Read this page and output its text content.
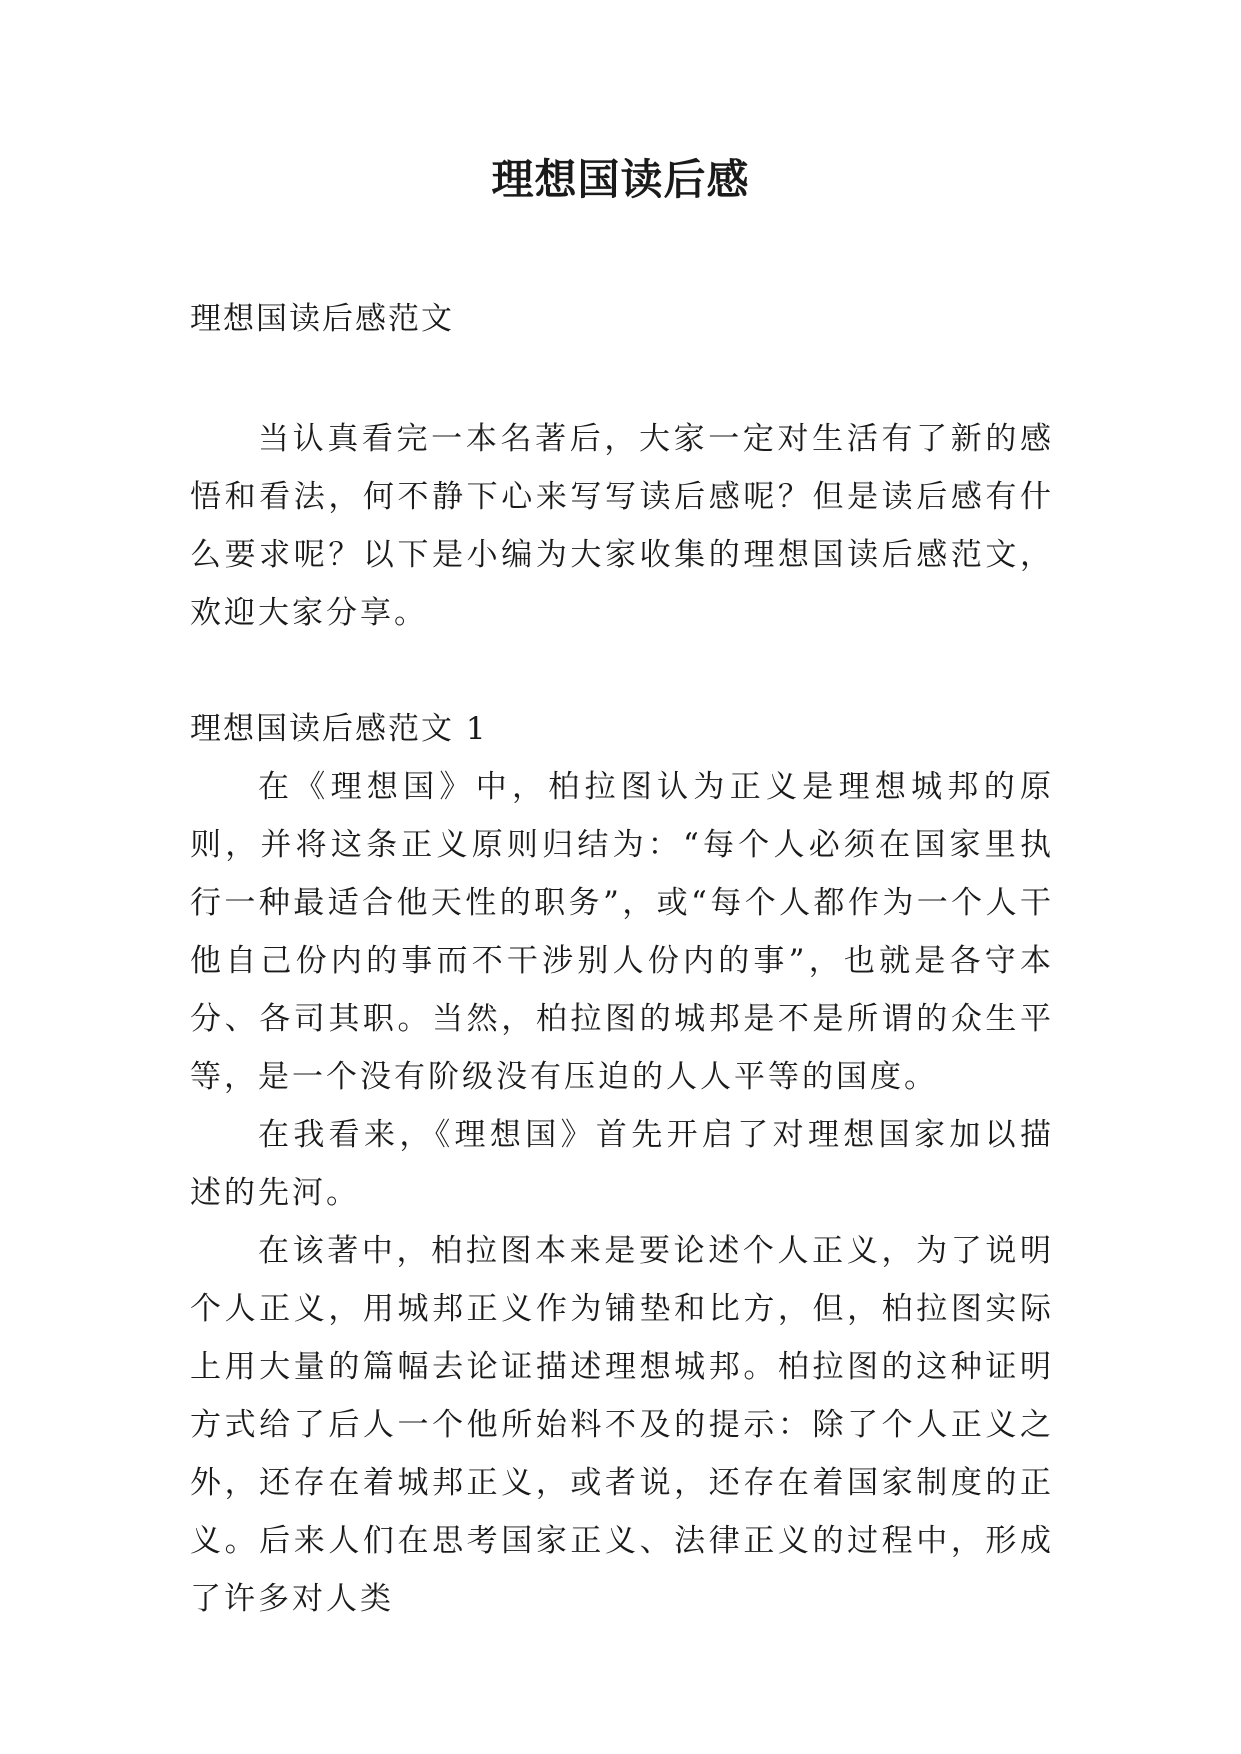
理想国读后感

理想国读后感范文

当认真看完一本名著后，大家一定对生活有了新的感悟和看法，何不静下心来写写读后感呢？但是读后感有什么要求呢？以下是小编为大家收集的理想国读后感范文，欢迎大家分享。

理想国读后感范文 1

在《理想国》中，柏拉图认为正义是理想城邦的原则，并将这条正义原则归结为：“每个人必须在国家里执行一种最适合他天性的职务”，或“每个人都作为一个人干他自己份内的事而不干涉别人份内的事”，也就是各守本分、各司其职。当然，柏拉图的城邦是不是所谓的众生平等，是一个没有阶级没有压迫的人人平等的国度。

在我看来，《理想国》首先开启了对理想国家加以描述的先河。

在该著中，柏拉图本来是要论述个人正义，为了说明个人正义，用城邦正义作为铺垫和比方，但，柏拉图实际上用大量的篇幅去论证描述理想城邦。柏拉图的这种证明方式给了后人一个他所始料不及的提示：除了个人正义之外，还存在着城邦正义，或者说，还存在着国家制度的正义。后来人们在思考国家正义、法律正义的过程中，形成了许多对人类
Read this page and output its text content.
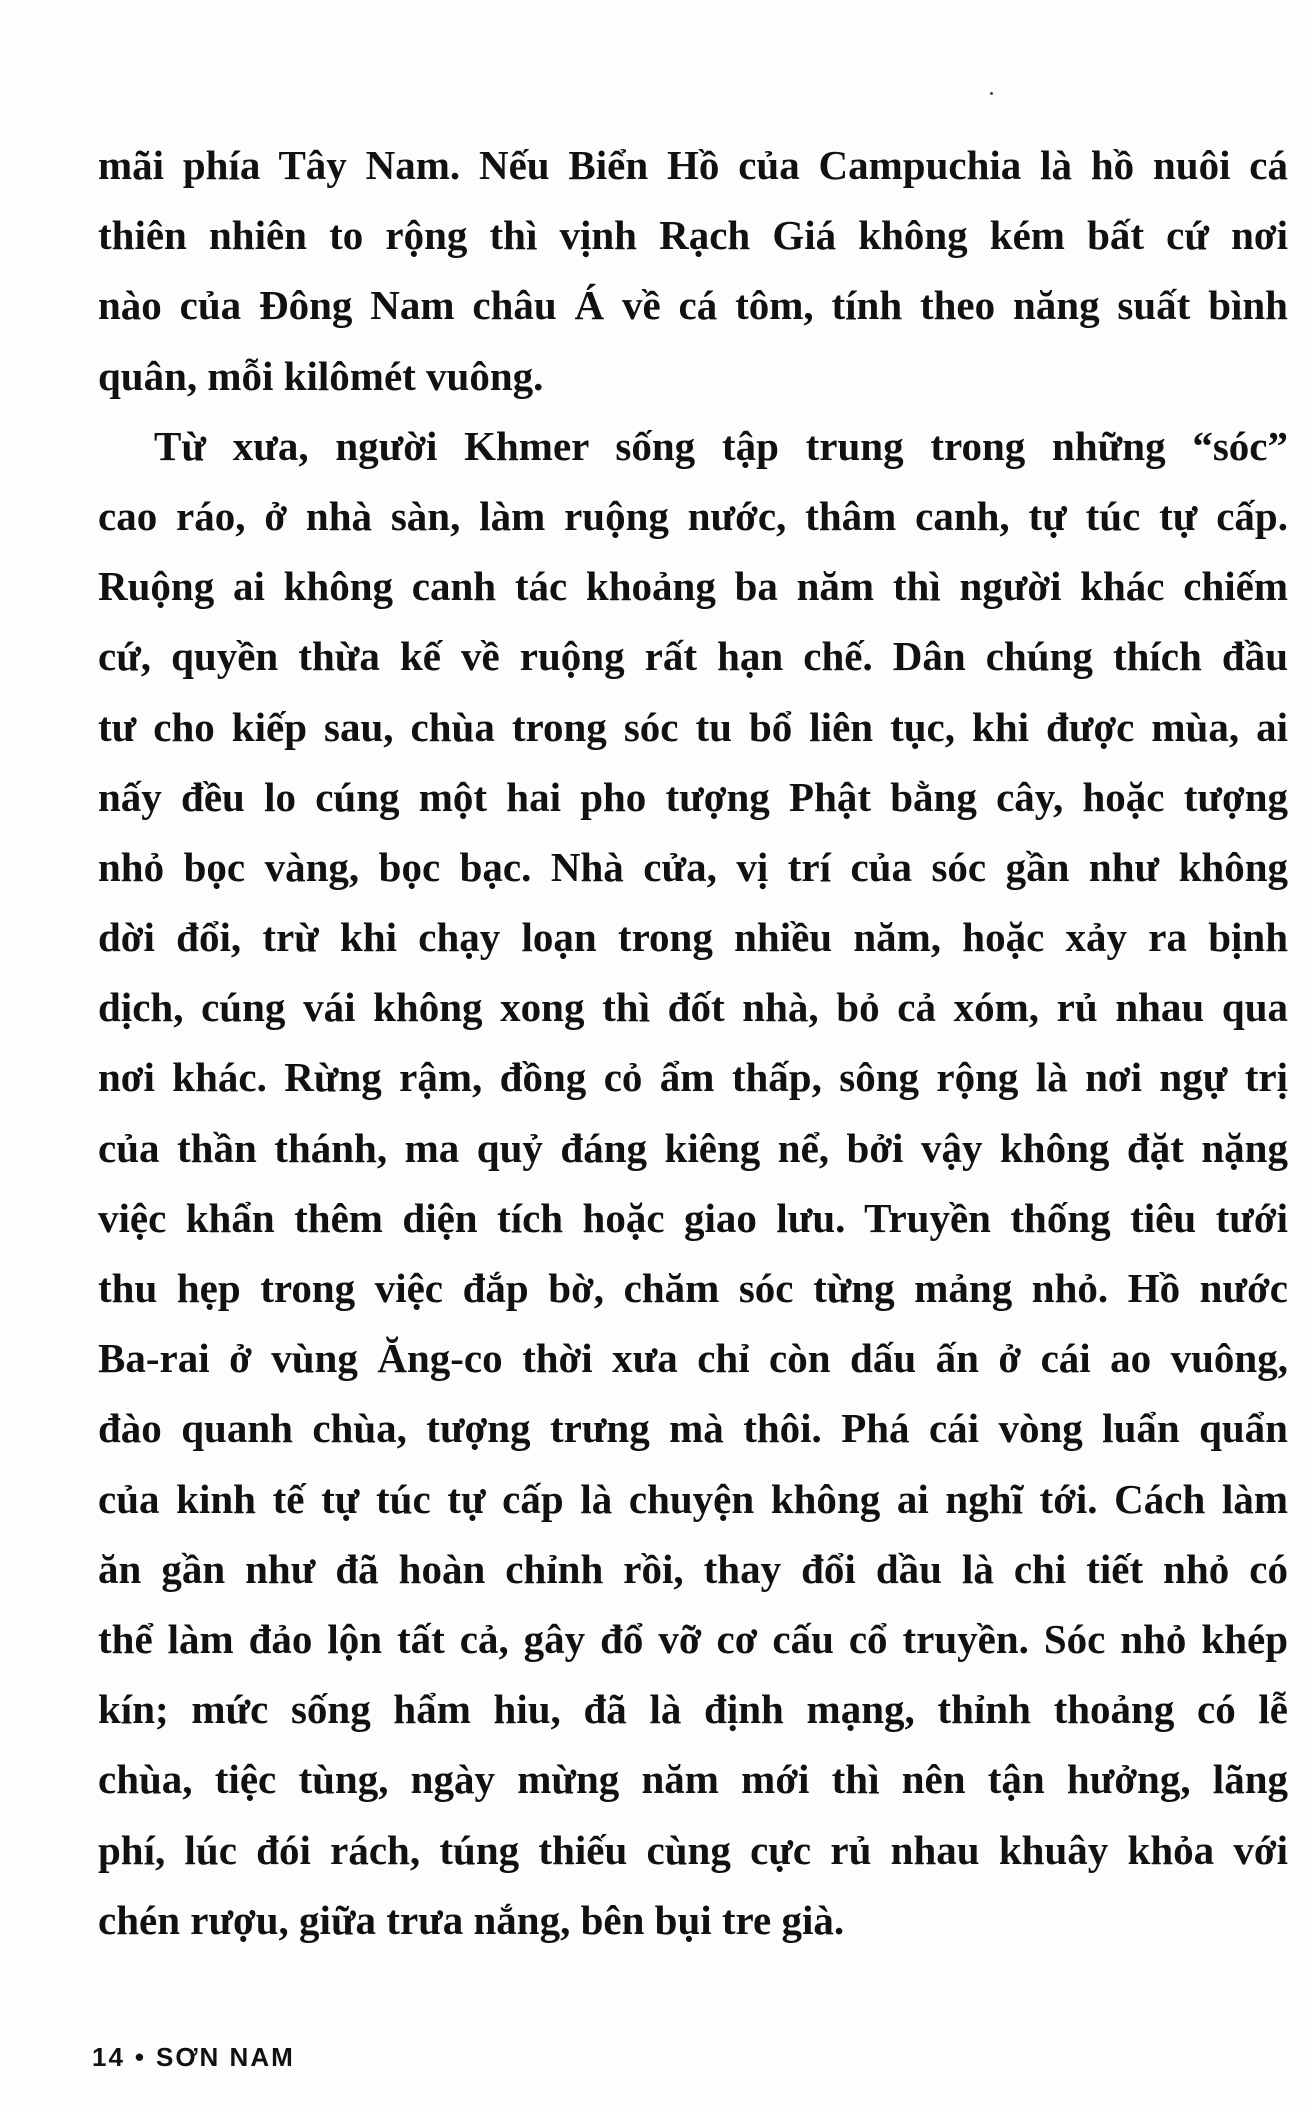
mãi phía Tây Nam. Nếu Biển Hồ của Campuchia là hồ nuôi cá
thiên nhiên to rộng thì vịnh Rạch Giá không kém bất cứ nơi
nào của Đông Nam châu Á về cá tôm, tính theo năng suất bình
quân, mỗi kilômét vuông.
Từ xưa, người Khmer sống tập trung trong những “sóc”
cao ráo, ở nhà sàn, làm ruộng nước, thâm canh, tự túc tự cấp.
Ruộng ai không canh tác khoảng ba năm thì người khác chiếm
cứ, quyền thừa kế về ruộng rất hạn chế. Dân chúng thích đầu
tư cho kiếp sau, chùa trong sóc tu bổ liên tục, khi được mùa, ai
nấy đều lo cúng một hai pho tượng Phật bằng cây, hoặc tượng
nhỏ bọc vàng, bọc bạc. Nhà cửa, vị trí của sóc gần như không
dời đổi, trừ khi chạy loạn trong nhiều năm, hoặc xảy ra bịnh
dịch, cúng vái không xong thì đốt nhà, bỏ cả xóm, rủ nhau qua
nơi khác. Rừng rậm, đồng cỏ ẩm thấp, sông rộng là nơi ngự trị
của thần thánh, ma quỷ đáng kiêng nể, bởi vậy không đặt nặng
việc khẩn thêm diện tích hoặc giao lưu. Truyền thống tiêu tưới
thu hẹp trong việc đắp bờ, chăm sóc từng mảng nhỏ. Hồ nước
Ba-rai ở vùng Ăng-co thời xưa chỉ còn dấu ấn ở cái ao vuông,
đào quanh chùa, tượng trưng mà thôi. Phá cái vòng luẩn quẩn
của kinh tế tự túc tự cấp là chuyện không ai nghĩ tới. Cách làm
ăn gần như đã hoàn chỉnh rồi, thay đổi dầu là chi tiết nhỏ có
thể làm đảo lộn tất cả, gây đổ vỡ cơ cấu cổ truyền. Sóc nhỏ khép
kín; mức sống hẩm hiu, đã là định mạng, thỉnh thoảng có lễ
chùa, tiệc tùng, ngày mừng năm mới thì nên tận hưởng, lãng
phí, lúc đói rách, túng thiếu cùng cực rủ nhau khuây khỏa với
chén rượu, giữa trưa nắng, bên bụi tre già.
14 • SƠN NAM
_ _ _ _
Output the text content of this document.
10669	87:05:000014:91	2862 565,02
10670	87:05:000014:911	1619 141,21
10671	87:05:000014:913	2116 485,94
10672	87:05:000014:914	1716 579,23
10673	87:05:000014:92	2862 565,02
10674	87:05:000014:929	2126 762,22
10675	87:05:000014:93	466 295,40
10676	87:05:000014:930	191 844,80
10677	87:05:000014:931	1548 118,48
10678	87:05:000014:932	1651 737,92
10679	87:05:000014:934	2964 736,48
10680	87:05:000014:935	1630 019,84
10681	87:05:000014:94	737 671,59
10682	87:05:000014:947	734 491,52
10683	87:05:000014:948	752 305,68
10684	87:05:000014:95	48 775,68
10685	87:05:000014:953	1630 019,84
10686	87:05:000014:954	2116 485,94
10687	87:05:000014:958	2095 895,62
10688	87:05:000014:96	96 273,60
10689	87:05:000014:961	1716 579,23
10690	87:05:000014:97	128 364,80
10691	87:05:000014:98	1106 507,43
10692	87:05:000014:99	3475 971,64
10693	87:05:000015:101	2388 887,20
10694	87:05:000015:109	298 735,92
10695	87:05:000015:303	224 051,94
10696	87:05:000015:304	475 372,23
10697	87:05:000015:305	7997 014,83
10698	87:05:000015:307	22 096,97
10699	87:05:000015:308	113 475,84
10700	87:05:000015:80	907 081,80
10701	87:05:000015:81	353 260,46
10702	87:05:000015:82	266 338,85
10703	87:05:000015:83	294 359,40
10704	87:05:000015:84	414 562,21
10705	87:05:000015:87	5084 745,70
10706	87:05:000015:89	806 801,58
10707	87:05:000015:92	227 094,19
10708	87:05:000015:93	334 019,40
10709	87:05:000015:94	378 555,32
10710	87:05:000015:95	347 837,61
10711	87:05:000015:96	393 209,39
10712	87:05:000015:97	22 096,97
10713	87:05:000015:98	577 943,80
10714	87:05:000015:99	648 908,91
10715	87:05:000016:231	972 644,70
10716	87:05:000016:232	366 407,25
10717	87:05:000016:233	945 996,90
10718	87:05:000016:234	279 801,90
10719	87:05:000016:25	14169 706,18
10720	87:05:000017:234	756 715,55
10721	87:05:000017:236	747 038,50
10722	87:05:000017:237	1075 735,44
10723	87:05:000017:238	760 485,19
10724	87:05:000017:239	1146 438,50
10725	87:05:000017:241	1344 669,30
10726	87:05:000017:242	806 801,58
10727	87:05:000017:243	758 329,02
_ _ _ _
Pick each line holding the word "cúng" out of the data and copy it.

== RESULT OF THIS EXERCISE ==
nấy đều lo cúng một hai pho tượng Phật bằng cây, hoặc tượng
dịch, cúng vái không xong thì đốt nhà, bỏ cả xóm, rủ nhau qua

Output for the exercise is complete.